-- Work to complete --
Write out each record below exactly as it appears, with no pictures.
::::::
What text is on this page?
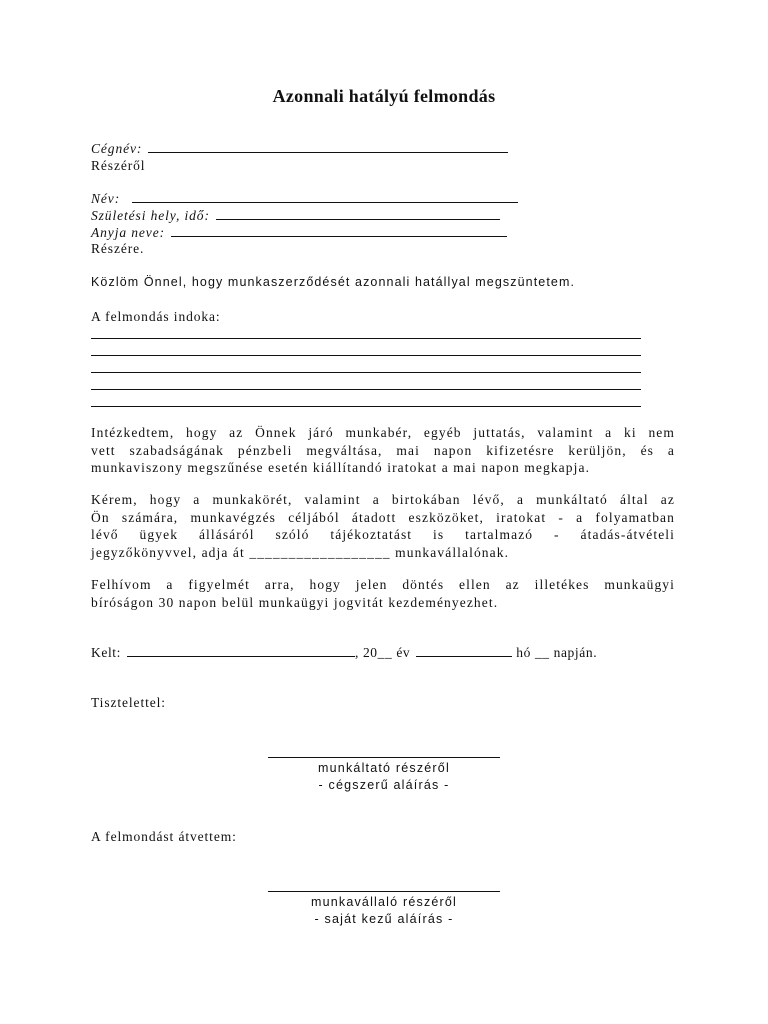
Azonnali hatályú felmondás
Cégnév:
Részéről
Név:
Születési hely, idő:
Anyja neve:
Részére.
Közlöm Önnel, hogy munkaszerződését azonnali hatállyal megszüntetem.
A felmondás indoka:
Intézkedtem, hogy az Önnek járó munkabér, egyéb juttatás, valamint a ki nem
vett szabadságának pénzbeli megváltása, mai napon kifizetésre kerüljön, és a
munkaviszony megszűnése esetén kiállítandó iratokat a mai napon megkapja.
Kérem, hogy a munkakörét, valamint a birtokában lévő, a munkáltató által az
Ön számára, munkavégzés céljából átadott eszközöket, iratokat - a folyamatban
lévő ügyek állásáról szóló tájékoztatást is tartalmazó - átadás-átvételi
jegyzőkönyvvel, adja át __________________ munkavállalónak.
Felhívom a figyelmét arra, hogy jelen döntés ellen az illetékes munkaügyi
bíróságon 30 napon belül munkaügyi jogvitát kezdeményezhet.
Kelt:	, 20__ év	hó __ napján.
Tisztelettel:
munkáltató részéről
- cégszerű aláírás -
A felmondást átvettem:
munkavállaló részéről
- saját kezű aláírás -
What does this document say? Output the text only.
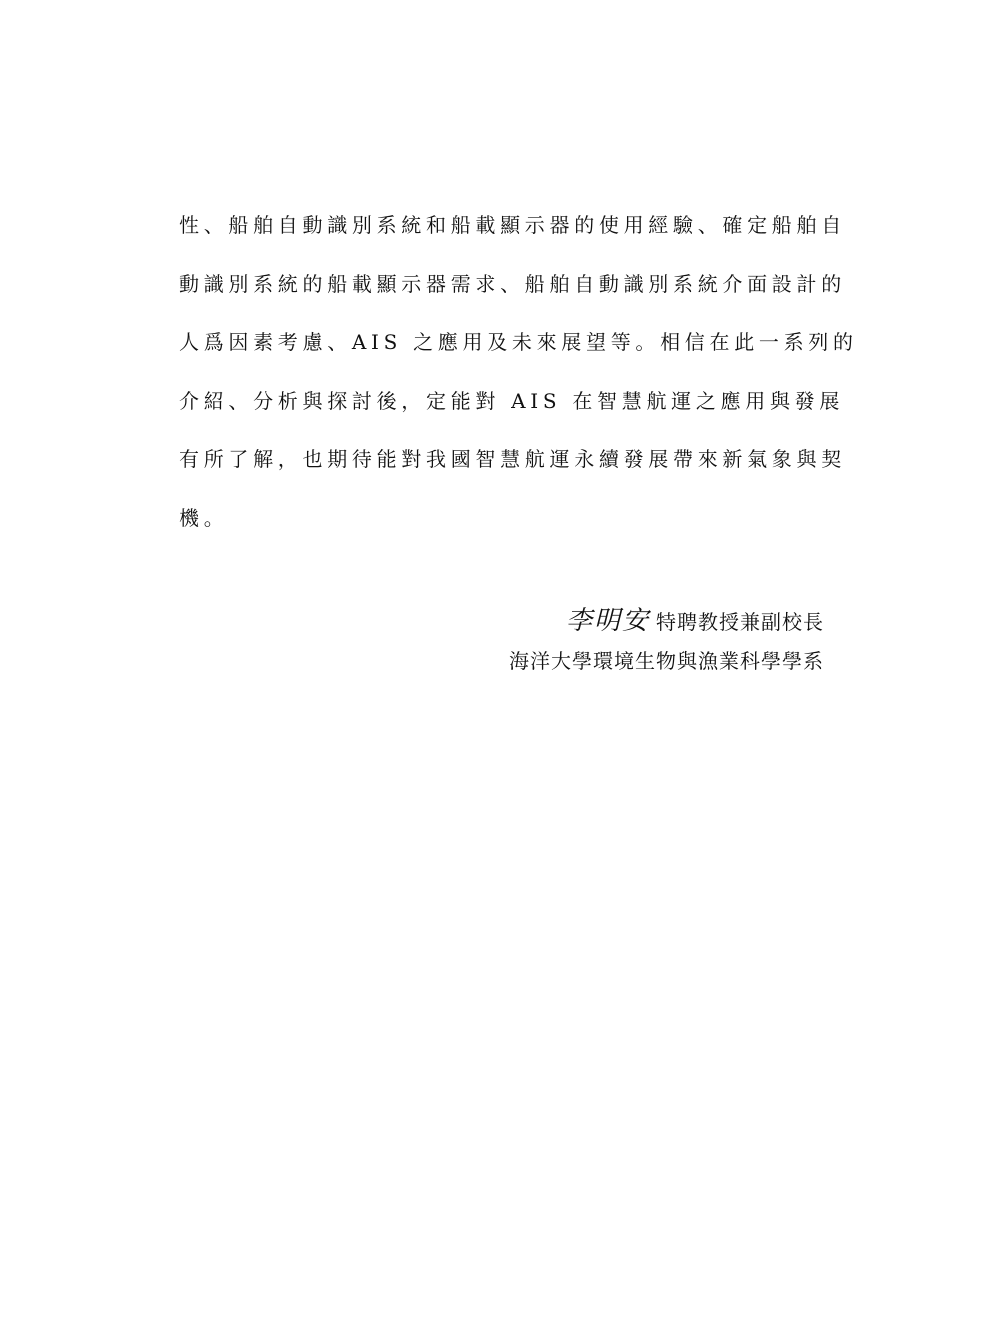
性、船舶自動識別系統和船載顯示器的使用經驗、確定船舶自
動識別系統的船載顯示器需求、船舶自動識別系統介面設計的
人爲因素考慮、AIS 之應用及未來展望等。相信在此一系列的
介紹、分析與探討後，定能對 AIS 在智慧航運之應用與發展
有所了解，也期待能對我國智慧航運永續發展帶來新氣象與契
機。
李明安 特聘教授兼副校長
海洋大學環境生物與漁業科學學系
::::::
-- Response to this exercise --
What text is on this page?
Azonnali hatályú felmondás
Cégnév:
Részéről
Név:
Születési hely, idő:
Anyja neve:
Részére.
Közlöm Önnel, hogy munkaszerződését azonnali hatállyal megszüntetem.
A felmondás indoka:
Intézkedtem, hogy az Önnek járó munkabér, egyéb juttatás, valamint a ki nem
vett szabadságának pénzbeli megváltása, mai napon kifizetésre kerüljön, és a
munkaviszony megszűnése esetén kiállítandó iratokat a mai napon megkapja.
Kérem, hogy a munkakörét, valamint a birtokában lévő, a munkáltató által az
Ön számára, munkavégzés céljából átadott eszközöket, iratokat - a folyamatban
lévő ügyek állásáról szóló tájékoztatást is tartalmazó - átadás-átvételi
jegyzőkönyvvel, adja át __________________ munkavállalónak.
Felhívom a figyelmét arra, hogy jelen döntés ellen az illetékes munkaügyi
bíróságon 30 napon belül munkaügyi jogvitát kezdeményezhet.
Kelt:	, 20__ év	hó __ napján.
Tisztelettel:
munkáltató részéről
- cégszerű aláírás -
A felmondást átvettem:
munkavállaló részéről
- saját kezű aláírás -
What does this document say? Output the text only.
性、船舶自動識別系統和船載顯示器的使用經驗、確定船舶自
動識別系統的船載顯示器需求、船舶自動識別系統介面設計的
人爲因素考慮、AIS 之應用及未來展望等。相信在此一系列的
介紹、分析與探討後，定能對 AIS 在智慧航運之應用與發展
有所了解，也期待能對我國智慧航運永續發展帶來新氣象與契
機。
李明安 特聘教授兼副校長
海洋大學環境生物與漁業科學學系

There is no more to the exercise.